§ Record list:
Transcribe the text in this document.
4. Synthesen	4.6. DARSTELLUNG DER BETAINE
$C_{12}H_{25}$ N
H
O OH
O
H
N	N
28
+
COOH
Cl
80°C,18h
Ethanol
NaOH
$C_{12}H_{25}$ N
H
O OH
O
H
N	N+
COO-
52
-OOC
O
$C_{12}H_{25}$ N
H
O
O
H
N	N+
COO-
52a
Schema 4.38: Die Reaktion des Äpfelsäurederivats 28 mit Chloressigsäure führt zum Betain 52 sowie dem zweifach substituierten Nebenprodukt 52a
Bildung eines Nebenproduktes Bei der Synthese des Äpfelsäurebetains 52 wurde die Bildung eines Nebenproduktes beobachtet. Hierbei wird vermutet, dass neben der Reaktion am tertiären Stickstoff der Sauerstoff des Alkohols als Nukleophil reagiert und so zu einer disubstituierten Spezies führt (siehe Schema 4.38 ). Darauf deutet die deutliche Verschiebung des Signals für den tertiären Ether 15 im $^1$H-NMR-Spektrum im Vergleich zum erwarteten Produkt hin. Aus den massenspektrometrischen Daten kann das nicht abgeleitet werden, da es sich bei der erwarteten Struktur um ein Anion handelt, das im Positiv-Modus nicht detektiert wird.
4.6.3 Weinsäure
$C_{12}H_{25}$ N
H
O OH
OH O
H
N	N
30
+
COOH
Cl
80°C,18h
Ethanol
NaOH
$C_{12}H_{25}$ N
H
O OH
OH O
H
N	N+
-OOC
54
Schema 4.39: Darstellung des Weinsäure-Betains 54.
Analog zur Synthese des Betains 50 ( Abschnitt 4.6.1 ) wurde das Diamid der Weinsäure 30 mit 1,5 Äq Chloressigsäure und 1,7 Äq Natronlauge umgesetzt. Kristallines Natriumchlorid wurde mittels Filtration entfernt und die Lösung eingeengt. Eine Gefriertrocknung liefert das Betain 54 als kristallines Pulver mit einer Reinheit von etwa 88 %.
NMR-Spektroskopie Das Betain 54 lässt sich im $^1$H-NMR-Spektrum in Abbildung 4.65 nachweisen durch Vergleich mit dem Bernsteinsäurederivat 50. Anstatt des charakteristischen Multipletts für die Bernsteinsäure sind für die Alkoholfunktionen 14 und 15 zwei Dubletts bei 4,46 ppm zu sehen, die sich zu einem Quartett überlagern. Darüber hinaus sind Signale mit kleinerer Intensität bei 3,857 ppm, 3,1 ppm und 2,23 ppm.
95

...

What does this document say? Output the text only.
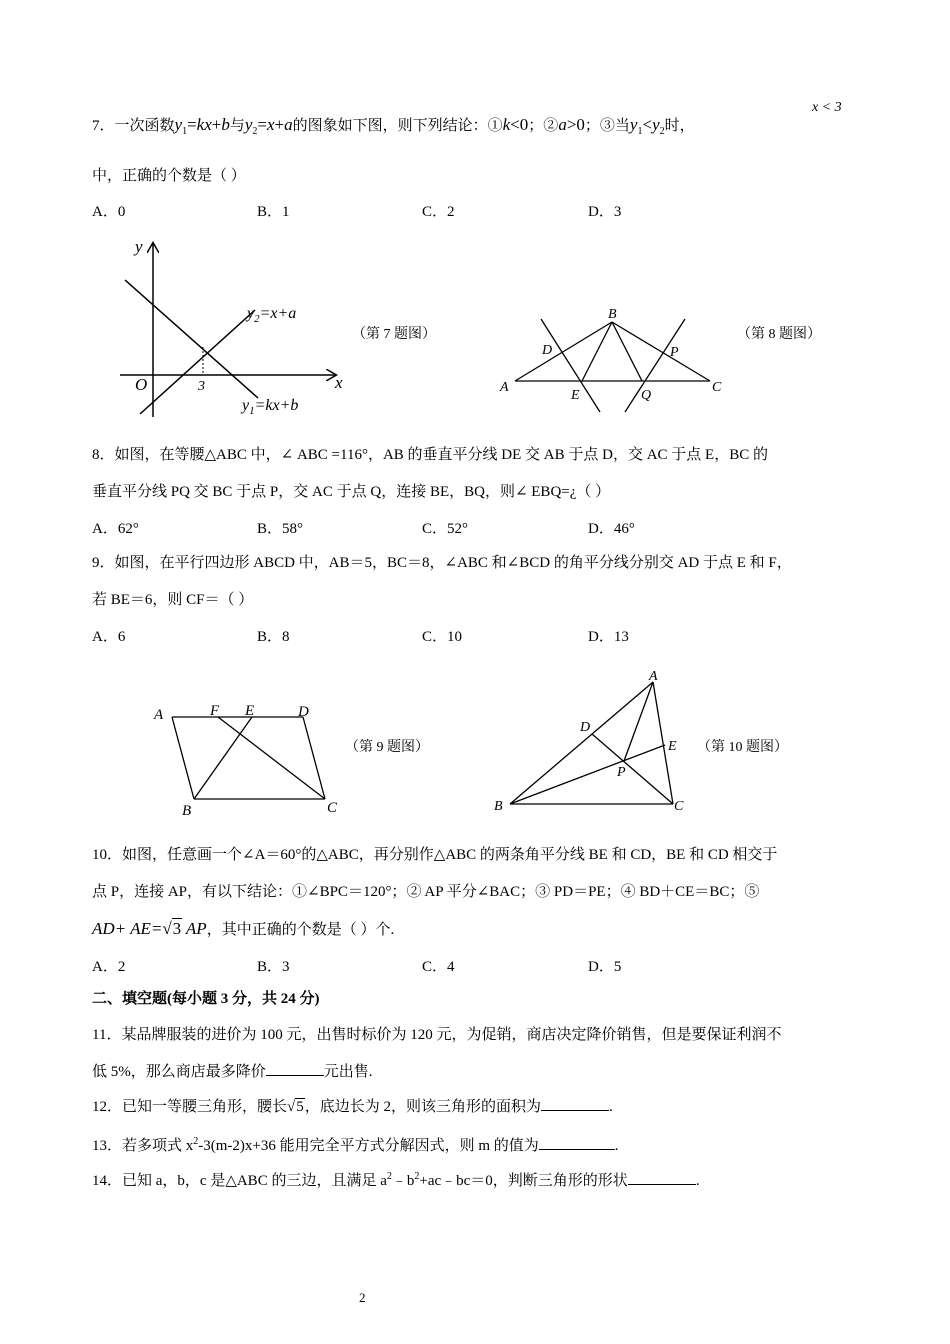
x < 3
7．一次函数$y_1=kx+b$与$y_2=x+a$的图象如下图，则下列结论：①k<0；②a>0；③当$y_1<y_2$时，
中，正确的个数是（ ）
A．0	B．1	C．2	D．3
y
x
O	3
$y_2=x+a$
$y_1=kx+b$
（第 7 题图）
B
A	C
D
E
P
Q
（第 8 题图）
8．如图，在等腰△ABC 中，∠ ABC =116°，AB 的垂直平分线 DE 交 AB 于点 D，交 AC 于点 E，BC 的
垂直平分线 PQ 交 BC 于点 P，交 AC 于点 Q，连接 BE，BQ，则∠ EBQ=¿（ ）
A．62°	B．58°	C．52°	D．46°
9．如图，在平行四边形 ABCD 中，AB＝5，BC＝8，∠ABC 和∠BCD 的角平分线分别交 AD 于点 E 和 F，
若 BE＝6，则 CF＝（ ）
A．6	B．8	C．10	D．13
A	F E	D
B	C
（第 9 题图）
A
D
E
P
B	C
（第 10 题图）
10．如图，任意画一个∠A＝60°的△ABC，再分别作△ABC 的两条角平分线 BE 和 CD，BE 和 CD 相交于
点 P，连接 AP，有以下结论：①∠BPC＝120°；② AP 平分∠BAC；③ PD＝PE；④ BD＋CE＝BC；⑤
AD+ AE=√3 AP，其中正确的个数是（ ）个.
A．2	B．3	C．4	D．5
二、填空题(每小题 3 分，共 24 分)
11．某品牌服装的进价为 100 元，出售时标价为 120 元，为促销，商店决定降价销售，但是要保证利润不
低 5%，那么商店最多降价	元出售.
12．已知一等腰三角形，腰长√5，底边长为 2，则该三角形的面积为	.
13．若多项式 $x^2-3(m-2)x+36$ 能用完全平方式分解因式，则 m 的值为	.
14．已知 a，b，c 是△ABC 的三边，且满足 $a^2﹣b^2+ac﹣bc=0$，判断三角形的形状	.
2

§ What is required: What is the number of lines holding the word "Reaktion"? State it alone.

§ Result: 2